• **Chart and figure data**:
____

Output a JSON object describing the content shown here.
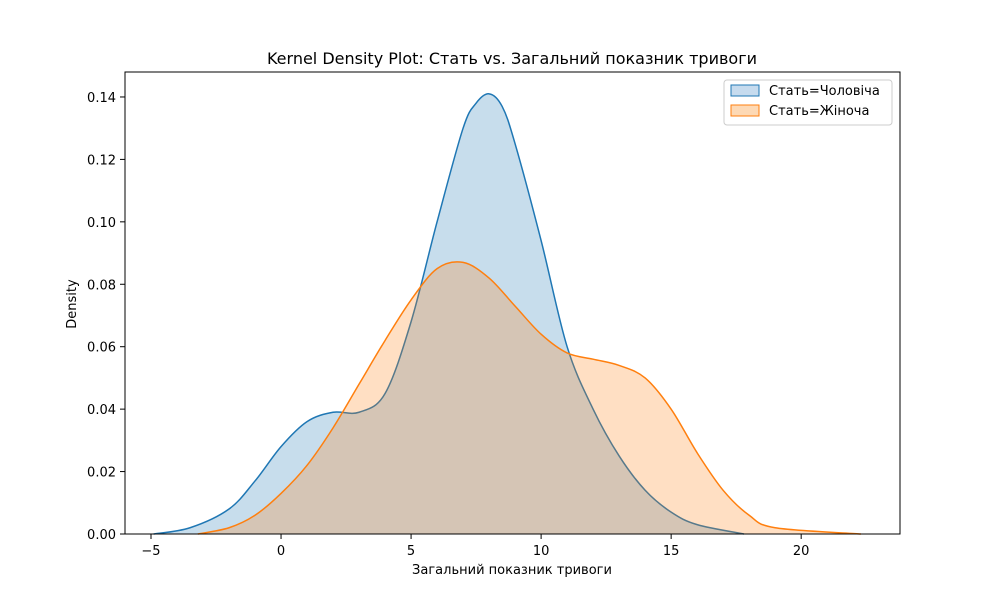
{
  "chart_data": {
    "type": "area",
    "title": "Kernel Density Plot: Стать vs. Загальний показник тривоги",
    "xlabel": "Загальний показник тривоги",
    "ylabel": "Density",
    "xlim": [
      -6,
      23.8
    ],
    "ylim": [
      0,
      0.148
    ],
    "xticks": [
      -5,
      0,
      5,
      10,
      15,
      20
    ],
    "yticks": [
      0.0,
      0.02,
      0.04,
      0.06,
      0.08,
      0.1,
      0.12,
      0.14
    ],
    "ytick_labels": [
      "0.00",
      "0.02",
      "0.04",
      "0.06",
      "0.08",
      "0.10",
      "0.12",
      "0.14"
    ],
    "legend_position": "top-right",
    "grid": false,
    "series": [
      {
        "name": "Стать=Чоловіча",
        "color": "#1f77b4",
        "fill": "#c6dbee",
        "points": [
          [
            -4.9,
            0.0
          ],
          [
            -3.5,
            0.002
          ],
          [
            -2.0,
            0.008
          ],
          [
            -1.0,
            0.017
          ],
          [
            0.0,
            0.028
          ],
          [
            1.0,
            0.036
          ],
          [
            2.0,
            0.039
          ],
          [
            3.0,
            0.039
          ],
          [
            4.0,
            0.045
          ],
          [
            5.0,
            0.068
          ],
          [
            6.0,
            0.1
          ],
          [
            7.0,
            0.13
          ],
          [
            7.5,
            0.138
          ],
          [
            8.0,
            0.141
          ],
          [
            8.5,
            0.137
          ],
          [
            9.0,
            0.125
          ],
          [
            10.0,
            0.094
          ],
          [
            11.0,
            0.06
          ],
          [
            12.0,
            0.04
          ],
          [
            13.0,
            0.025
          ],
          [
            14.0,
            0.014
          ],
          [
            15.0,
            0.007
          ],
          [
            16.0,
            0.003
          ],
          [
            17.8,
            0.0
          ]
        ]
      },
      {
        "name": "Стать=Жіноча",
        "color": "#ff7f0e",
        "fill": "#fdd9b5",
        "points": [
          [
            -3.2,
            0.0
          ],
          [
            -2.0,
            0.002
          ],
          [
            -1.0,
            0.006
          ],
          [
            0.0,
            0.013
          ],
          [
            1.0,
            0.022
          ],
          [
            2.0,
            0.034
          ],
          [
            3.0,
            0.048
          ],
          [
            4.0,
            0.062
          ],
          [
            5.0,
            0.075
          ],
          [
            6.0,
            0.085
          ],
          [
            7.0,
            0.087
          ],
          [
            8.0,
            0.082
          ],
          [
            9.0,
            0.073
          ],
          [
            10.0,
            0.064
          ],
          [
            11.0,
            0.058
          ],
          [
            12.0,
            0.056
          ],
          [
            13.0,
            0.054
          ],
          [
            14.0,
            0.05
          ],
          [
            15.0,
            0.04
          ],
          [
            16.0,
            0.026
          ],
          [
            17.0,
            0.014
          ],
          [
            18.0,
            0.006
          ],
          [
            19.0,
            0.002
          ],
          [
            22.3,
            0.0
          ]
        ]
      }
    ]
  }
}
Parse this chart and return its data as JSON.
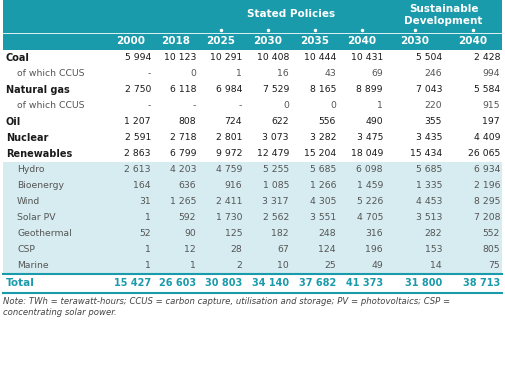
{
  "header_bg": "#1a9bab",
  "header_text_color": "#ffffff",
  "shade_bg": "#d6ecf0",
  "white_bg": "#ffffff",
  "total_text_color": "#1a9bab",
  "bold_row_color": "#1a1a1a",
  "normal_row_color": "#555555",
  "note_text_line1": "Note: TWh = terawatt-hours; CCUS = carbon capture, utilisation and storage; PV = photovoltaics; CSP =",
  "note_text_line2": "concentrating solar power.",
  "year_labels": [
    "2000",
    "2018",
    "2025",
    "2030",
    "2035",
    "2040",
    "2030",
    "2040"
  ],
  "rows": [
    {
      "label": "Coal",
      "bold": true,
      "indent": false,
      "values": [
        "5 994",
        "10 123",
        "10 291",
        "10 408",
        "10 444",
        "10 431",
        "5 504",
        "2 428"
      ],
      "shade": false
    },
    {
      "label": "of which CCUS",
      "bold": false,
      "indent": true,
      "values": [
        "-",
        "0",
        "1",
        "16",
        "43",
        "69",
        "246",
        "994"
      ],
      "shade": false
    },
    {
      "label": "Natural gas",
      "bold": true,
      "indent": false,
      "values": [
        "2 750",
        "6 118",
        "6 984",
        "7 529",
        "8 165",
        "8 899",
        "7 043",
        "5 584"
      ],
      "shade": false
    },
    {
      "label": "of which CCUS",
      "bold": false,
      "indent": true,
      "values": [
        "-",
        "-",
        "-",
        "0",
        "0",
        "1",
        "220",
        "915"
      ],
      "shade": false
    },
    {
      "label": "Oil",
      "bold": true,
      "indent": false,
      "values": [
        "1 207",
        "808",
        "724",
        "622",
        "556",
        "490",
        "355",
        "197"
      ],
      "shade": false
    },
    {
      "label": "Nuclear",
      "bold": true,
      "indent": false,
      "values": [
        "2 591",
        "2 718",
        "2 801",
        "3 073",
        "3 282",
        "3 475",
        "3 435",
        "4 409"
      ],
      "shade": false
    },
    {
      "label": "Renewables",
      "bold": true,
      "indent": false,
      "values": [
        "2 863",
        "6 799",
        "9 972",
        "12 479",
        "15 204",
        "18 049",
        "15 434",
        "26 065"
      ],
      "shade": false
    },
    {
      "label": "Hydro",
      "bold": false,
      "indent": true,
      "values": [
        "2 613",
        "4 203",
        "4 759",
        "5 255",
        "5 685",
        "6 098",
        "5 685",
        "6 934"
      ],
      "shade": true
    },
    {
      "label": "Bioenergy",
      "bold": false,
      "indent": true,
      "values": [
        "164",
        "636",
        "916",
        "1 085",
        "1 266",
        "1 459",
        "1 335",
        "2 196"
      ],
      "shade": true
    },
    {
      "label": "Wind",
      "bold": false,
      "indent": true,
      "values": [
        "31",
        "1 265",
        "2 411",
        "3 317",
        "4 305",
        "5 226",
        "4 453",
        "8 295"
      ],
      "shade": true
    },
    {
      "label": "Solar PV",
      "bold": false,
      "indent": true,
      "values": [
        "1",
        "592",
        "1 730",
        "2 562",
        "3 551",
        "4 705",
        "3 513",
        "7 208"
      ],
      "shade": true
    },
    {
      "label": "Geothermal",
      "bold": false,
      "indent": true,
      "values": [
        "52",
        "90",
        "125",
        "182",
        "248",
        "316",
        "282",
        "552"
      ],
      "shade": true
    },
    {
      "label": "CSP",
      "bold": false,
      "indent": true,
      "values": [
        "1",
        "12",
        "28",
        "67",
        "124",
        "196",
        "153",
        "805"
      ],
      "shade": true
    },
    {
      "label": "Marine",
      "bold": false,
      "indent": true,
      "values": [
        "1",
        "1",
        "2",
        "10",
        "25",
        "49",
        "14",
        "75"
      ],
      "shade": true
    }
  ],
  "total_label": "Total",
  "total_values": [
    "15 427",
    "26 603",
    "30 803",
    "34 140",
    "37 682",
    "41 373",
    "31 800",
    "38 713"
  ]
}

____

• **WHAT TO PRODUCE**:
Go through the entries above and count the lines containing the word "показник"; give only that count.

• **PROBLEM SOLUTION**:
2